What you will do: Output the passage on the joint density of a sample's minimum and maximum word for word, from "Proposition 1. Let" up to and including "y) = 0$ otherwise).".

Text passage:
Proposition 1. Let $X_1, \ldots, X_n$ be an i.i.d. sample from an absolutely continuous distribution with probability density $f$ and cumulative distribution function $F$. Let $X_{(1)} = \min_i X_i$ and $X_{(n)} = \max_i X_i$. Then the joint density of $(X_{(1)}, X_{(n)})$, call it $g$, is given by $$ g(x, y) = n (n - 1) \left(F(y) - F(x)\right)^{n - 2} f(x) f(y) $$ for all $(x, y) \in \mathbb{R}^2$ with $x \leq y$ ($g(x, y) = 0$ otherwise).

Proof. We first compute $$ P(X_{(1)} \geq x, X_{(n)} \leq y) $$ for all $x, y \in \mathbb{R}$. This probability is clearly zero if $x > y$, so assume $x \leq y$. Notice that $$ \{X_{(1)} \geq x\} = \{X_1 \geq x, \ldots, X_n \geq x\} $$ and $$ \{X_{(n)} \leq y\} = \{X_1 \leq y, \ldots, X_n \leq y\}, $$ whence $$ \begin{aligned} P(X_{(1)} \geq x, X_{(n)} \leq y) &= P(x \leq X_1 \leq y, \ldots, x \leq X_n \leq y) \\ &= P(x \leq X_1 \leq y) \cdots P(x \leq X_n \leq y) \\ &= \left(F(y) - F(x)\right)^n. \end{aligned} $$ Here we used the independence and identically-distributed-ness of $X_1, \ldots, X_n$ and the fact that their distributions are absolutely continuous. To summarize, $$ P(X_{(1)} \geq x, X_{(n)} \leq y) = \begin{cases} \left(F(y) - F(x)\right)^n & \text{if $x \leq y$} \\ 0 & \text{otherwise.} \end{cases} $$

The joint density of $(X_{(1)}, X_{(n)})$ is now obtained by differentiating: $$ g(x, y) = -\frac{\partial^2}{\partial x \partial y} P(X_{(1)} \geq x, X_{(n)} \leq y) $$ for a.e. $(x, y) \in \mathbb{R}^2$. When $x > y$, both sides are zero, and when $x \leq y$, then a.e. we have $$ \begin{aligned} g(x, y) &= -\frac{\partial^2}{\partial x \partial y} P(X_{(1)} \geq x, X_{(n)} \leq y) \\ &= -\frac{\partial^2}{\partial x \partial y} \left(F(y) - F(x)\right)^n \\ &= n (n - 1) \left(F(y) - F(x)\right)^{n - 2} f(x) f(y), \end{aligned} $$ as claimed.

(Coordinate annotation records)
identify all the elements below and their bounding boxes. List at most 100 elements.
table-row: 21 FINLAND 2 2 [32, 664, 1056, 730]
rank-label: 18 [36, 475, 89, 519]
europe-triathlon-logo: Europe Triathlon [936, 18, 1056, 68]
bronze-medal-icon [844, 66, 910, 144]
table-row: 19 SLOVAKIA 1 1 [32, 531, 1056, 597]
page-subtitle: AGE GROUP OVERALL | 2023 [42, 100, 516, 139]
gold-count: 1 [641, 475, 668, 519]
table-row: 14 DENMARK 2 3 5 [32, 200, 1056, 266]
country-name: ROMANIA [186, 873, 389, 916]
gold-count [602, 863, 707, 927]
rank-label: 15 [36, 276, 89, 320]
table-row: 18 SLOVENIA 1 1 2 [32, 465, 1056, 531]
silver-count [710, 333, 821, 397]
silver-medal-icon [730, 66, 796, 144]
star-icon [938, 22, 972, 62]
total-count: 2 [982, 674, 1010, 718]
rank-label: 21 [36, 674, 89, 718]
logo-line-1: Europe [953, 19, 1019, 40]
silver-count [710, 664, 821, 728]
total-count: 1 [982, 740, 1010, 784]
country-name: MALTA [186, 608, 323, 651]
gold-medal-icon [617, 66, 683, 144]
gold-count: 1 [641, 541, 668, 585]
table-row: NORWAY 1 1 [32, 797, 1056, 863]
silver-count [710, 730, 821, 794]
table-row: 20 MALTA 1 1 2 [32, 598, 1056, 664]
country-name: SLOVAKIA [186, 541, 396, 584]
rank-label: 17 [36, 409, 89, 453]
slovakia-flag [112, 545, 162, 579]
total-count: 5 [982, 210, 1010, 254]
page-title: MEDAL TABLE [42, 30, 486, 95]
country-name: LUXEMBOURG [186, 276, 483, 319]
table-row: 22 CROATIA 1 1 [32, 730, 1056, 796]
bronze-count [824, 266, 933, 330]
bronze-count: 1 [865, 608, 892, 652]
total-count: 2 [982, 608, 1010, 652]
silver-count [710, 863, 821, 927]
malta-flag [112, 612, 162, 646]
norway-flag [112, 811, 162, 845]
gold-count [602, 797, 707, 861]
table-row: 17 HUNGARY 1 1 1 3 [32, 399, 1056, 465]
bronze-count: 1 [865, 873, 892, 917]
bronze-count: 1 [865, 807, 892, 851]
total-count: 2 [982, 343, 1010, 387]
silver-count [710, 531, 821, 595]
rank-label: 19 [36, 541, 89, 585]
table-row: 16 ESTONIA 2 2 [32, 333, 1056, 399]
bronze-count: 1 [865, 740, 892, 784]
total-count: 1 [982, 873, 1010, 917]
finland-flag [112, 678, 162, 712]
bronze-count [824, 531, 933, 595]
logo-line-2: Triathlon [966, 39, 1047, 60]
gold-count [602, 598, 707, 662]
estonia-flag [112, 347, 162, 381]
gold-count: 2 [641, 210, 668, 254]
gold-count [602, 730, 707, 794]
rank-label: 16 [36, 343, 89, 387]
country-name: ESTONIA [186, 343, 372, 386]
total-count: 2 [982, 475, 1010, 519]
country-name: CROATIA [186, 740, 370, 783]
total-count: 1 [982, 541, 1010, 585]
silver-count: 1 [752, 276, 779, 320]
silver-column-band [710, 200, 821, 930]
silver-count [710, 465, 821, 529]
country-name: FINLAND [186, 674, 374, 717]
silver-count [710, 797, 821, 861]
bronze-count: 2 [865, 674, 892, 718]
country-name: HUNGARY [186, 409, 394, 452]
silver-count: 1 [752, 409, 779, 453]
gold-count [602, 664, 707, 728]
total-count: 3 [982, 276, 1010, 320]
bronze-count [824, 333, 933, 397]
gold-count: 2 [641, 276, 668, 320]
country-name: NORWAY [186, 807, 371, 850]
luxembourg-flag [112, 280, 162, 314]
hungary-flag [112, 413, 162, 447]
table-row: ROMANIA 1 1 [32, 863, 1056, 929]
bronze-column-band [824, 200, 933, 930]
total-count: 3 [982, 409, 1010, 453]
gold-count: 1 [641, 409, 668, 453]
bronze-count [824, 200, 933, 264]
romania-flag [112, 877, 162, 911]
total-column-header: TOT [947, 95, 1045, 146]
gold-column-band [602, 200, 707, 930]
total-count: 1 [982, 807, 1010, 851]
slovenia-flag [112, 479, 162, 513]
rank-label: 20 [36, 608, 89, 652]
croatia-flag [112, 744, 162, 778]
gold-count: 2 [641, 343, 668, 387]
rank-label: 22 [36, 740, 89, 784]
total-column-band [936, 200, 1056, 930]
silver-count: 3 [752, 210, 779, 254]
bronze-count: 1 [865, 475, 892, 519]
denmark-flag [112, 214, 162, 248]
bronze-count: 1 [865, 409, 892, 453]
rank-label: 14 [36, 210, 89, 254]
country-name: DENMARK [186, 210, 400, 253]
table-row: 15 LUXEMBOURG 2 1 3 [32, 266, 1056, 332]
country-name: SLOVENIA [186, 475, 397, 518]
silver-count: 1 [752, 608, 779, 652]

Written response:
Proposition 1. Let $X_1, \ldots, X_n$ be an i.i.d. sample from an absolutely continuous distribution with probability density $f$ and cumulative distribution function $F$. Let $X_{(1)} = \min_i X_i$ and $X_{(n)} = \max_i X_i$. Then the joint density of $(X_{(1)}, X_{(n)})$, call it $g$, is given by $$ g(x, y) = n (n - 1) \left(F(y) - F(x)\right)^{n - 2} f(x) f(y) $$ for all $(x, y) \in \mathbb{R}^2$ with $x \leq y$ ($g(x, y) = 0$ otherwise).